> _Task details_
Transcribe the records exactly. Pictures do not belong in the transcription.

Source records
▶
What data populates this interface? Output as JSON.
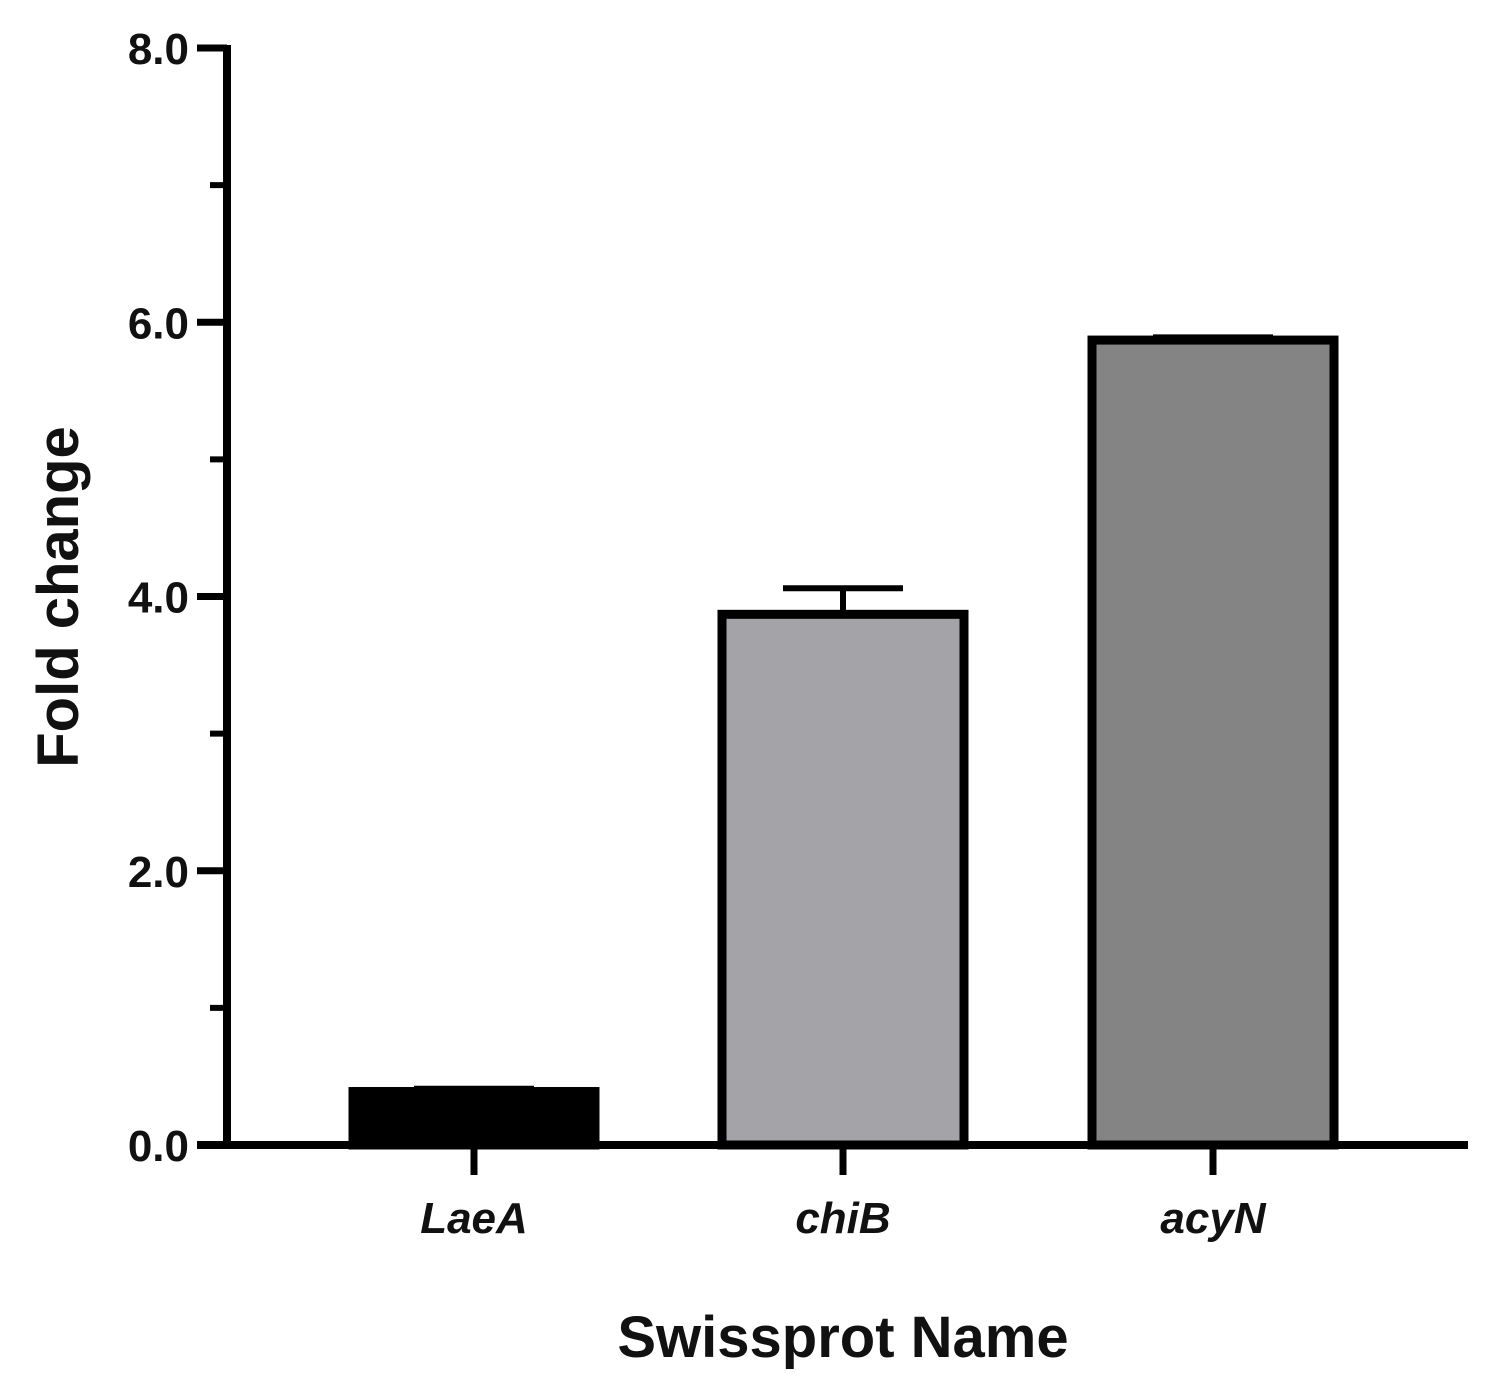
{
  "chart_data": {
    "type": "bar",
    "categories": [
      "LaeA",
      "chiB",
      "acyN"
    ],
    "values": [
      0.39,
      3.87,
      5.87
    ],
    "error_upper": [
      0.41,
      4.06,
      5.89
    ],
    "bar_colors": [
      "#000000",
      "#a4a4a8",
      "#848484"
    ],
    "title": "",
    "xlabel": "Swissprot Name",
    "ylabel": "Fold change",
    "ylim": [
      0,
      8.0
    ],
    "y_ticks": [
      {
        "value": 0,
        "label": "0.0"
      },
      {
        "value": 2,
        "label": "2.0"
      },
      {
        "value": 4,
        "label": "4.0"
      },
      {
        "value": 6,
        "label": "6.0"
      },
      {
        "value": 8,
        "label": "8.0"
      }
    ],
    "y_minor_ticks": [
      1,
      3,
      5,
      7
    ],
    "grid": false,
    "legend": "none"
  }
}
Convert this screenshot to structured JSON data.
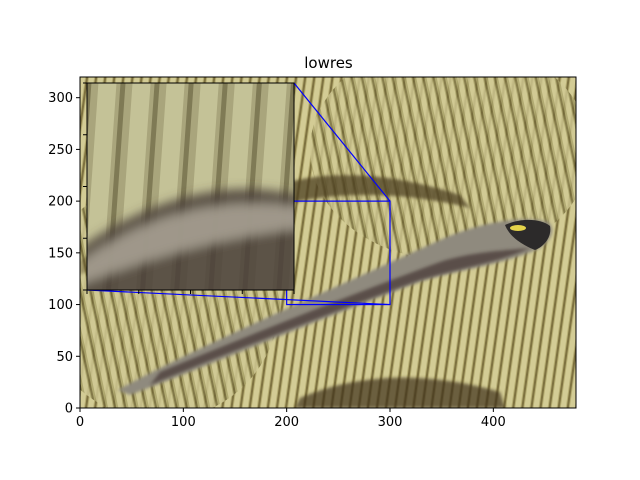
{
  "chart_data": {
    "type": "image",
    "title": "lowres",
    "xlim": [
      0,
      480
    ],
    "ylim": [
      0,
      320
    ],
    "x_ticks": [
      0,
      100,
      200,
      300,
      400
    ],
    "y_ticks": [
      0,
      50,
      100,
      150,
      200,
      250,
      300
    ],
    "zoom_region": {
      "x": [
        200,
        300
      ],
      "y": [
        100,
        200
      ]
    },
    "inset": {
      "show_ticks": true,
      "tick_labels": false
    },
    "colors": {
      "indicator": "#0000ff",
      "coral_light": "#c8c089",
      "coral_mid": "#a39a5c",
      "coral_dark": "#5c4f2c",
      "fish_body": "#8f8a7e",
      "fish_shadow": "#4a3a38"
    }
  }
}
◀
> _Reply_
What data populates this interface? Output as JSON.
{
  "chart_data": {
    "type": "bar",
    "categories": [
      "LaeA",
      "chiB",
      "acyN"
    ],
    "values": [
      0.39,
      3.87,
      5.87
    ],
    "error_upper": [
      0.41,
      4.06,
      5.89
    ],
    "bar_colors": [
      "#000000",
      "#a4a4a8",
      "#848484"
    ],
    "title": "",
    "xlabel": "Swissprot Name",
    "ylabel": "Fold change",
    "ylim": [
      0,
      8.0
    ],
    "y_ticks": [
      {
        "value": 0,
        "label": "0.0"
      },
      {
        "value": 2,
        "label": "2.0"
      },
      {
        "value": 4,
        "label": "4.0"
      },
      {
        "value": 6,
        "label": "6.0"
      },
      {
        "value": 8,
        "label": "8.0"
      }
    ],
    "y_minor_ticks": [
      1,
      3,
      5,
      7
    ],
    "grid": false,
    "legend": "none"
  }
}
Convert this screenshot to structured JSON data.
{
  "chart_data": {
    "type": "image",
    "title": "lowres",
    "xlim": [
      0,
      480
    ],
    "ylim": [
      0,
      320
    ],
    "x_ticks": [
      0,
      100,
      200,
      300,
      400
    ],
    "y_ticks": [
      0,
      50,
      100,
      150,
      200,
      250,
      300
    ],
    "zoom_region": {
      "x": [
        200,
        300
      ],
      "y": [
        100,
        200
      ]
    },
    "inset": {
      "show_ticks": true,
      "tick_labels": false
    },
    "colors": {
      "indicator": "#0000ff",
      "coral_light": "#c8c089",
      "coral_mid": "#a39a5c",
      "coral_dark": "#5c4f2c",
      "fish_body": "#8f8a7e",
      "fish_shadow": "#4a3a38"
    }
  }
}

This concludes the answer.